* **EXERCISE REQUIREMENTS**
Copy each line with the word "source" in it.

* **RECORDS PROVIDED**
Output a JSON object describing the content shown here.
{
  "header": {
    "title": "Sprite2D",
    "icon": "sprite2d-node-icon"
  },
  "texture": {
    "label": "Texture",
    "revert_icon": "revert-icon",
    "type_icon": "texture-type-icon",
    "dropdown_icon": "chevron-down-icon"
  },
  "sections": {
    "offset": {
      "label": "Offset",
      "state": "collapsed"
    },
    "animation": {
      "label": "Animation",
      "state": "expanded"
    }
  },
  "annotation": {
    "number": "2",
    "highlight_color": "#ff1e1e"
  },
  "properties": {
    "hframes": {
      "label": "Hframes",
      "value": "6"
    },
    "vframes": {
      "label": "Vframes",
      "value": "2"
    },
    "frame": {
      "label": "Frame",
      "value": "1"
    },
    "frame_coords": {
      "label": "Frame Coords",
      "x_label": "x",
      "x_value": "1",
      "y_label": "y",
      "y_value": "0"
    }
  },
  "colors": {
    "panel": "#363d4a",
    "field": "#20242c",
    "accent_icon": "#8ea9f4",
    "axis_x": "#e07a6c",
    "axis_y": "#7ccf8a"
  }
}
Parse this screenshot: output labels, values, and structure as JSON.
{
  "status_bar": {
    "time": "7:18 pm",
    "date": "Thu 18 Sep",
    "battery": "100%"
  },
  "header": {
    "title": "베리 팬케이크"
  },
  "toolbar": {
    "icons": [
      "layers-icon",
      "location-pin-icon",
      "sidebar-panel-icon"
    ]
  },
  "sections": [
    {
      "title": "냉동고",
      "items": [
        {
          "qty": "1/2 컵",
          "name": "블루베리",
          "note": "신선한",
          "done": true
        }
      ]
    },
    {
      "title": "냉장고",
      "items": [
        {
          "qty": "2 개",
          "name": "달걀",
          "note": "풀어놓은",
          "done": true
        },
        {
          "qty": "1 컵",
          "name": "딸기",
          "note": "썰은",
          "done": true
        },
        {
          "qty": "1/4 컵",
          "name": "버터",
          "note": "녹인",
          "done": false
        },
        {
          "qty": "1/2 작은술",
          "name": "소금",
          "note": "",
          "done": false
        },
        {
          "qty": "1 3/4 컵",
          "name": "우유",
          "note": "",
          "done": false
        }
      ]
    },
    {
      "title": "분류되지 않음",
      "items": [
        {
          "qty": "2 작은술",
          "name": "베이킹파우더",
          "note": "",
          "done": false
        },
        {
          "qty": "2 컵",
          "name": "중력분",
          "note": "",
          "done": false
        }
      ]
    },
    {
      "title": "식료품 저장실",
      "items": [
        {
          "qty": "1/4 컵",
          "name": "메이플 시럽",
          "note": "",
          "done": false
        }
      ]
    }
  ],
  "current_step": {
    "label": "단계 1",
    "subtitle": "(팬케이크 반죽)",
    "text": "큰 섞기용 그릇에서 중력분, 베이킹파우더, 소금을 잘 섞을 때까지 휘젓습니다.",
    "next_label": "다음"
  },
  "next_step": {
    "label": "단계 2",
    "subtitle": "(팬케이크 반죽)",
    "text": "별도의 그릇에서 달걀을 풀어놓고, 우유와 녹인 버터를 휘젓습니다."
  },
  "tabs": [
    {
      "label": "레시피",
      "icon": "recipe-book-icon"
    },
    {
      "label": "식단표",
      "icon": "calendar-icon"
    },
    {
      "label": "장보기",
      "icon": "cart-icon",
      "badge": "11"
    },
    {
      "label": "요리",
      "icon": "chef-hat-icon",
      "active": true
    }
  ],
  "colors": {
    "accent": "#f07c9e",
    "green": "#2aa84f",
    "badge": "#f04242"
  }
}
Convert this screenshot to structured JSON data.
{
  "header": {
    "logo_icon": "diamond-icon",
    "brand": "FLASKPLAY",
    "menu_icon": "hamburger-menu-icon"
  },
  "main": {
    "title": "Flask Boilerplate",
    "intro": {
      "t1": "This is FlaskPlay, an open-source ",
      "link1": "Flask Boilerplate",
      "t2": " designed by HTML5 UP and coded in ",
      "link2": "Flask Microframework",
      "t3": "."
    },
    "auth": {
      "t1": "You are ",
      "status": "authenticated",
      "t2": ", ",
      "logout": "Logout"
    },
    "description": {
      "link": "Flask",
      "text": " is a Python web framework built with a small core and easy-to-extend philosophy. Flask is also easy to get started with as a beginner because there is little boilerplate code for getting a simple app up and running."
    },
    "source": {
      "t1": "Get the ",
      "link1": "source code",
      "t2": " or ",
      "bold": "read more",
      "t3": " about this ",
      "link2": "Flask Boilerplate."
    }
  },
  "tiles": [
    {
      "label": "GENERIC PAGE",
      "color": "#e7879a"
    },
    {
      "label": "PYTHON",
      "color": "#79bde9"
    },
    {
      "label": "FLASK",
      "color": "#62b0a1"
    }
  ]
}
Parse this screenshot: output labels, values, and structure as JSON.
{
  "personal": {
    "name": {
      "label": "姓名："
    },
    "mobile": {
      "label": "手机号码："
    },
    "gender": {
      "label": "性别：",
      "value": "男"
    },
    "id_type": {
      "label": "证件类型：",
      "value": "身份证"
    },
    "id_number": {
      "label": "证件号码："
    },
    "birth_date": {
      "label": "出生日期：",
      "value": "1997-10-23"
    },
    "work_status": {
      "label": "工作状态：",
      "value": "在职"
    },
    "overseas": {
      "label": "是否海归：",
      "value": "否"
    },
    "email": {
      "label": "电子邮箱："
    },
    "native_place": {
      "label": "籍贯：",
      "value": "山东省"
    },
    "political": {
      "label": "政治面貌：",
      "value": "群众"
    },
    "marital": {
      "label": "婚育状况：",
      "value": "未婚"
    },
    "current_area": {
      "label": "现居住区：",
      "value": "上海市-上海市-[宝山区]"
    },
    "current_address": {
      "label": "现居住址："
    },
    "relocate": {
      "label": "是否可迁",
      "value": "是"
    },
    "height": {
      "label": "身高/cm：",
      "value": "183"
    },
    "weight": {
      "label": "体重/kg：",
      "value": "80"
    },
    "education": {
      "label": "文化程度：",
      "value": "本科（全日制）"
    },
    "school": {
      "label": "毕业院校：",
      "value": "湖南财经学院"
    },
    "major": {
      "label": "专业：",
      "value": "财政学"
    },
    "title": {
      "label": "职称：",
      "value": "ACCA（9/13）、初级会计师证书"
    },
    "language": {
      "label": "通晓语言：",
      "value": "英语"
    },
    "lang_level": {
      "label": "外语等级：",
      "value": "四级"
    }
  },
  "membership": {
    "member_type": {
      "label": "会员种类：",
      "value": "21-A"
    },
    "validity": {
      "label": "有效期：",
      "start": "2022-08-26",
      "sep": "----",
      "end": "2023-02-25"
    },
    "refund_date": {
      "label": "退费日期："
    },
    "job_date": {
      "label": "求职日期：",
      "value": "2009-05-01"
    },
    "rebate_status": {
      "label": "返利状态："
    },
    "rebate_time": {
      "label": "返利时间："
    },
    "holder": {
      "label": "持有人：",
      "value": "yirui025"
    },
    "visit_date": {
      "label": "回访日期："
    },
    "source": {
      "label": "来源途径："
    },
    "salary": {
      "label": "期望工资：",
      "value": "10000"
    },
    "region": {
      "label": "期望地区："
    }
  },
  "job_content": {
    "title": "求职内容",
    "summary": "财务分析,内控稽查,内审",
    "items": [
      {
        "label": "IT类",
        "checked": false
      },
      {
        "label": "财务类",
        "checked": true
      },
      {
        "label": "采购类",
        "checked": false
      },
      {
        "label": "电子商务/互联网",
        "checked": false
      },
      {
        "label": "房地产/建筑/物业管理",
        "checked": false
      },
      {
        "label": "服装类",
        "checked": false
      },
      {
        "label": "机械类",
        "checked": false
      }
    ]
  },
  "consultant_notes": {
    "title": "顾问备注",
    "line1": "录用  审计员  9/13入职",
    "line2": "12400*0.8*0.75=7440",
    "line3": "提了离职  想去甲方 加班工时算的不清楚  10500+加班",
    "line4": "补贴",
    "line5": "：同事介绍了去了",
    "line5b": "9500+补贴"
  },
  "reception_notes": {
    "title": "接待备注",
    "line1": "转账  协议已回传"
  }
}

* **RESULT OF THIS TASK**
      "t1": "This is FlaskPlay, an open-source ",
    "source": {
      "link1": "source code",
    "source": {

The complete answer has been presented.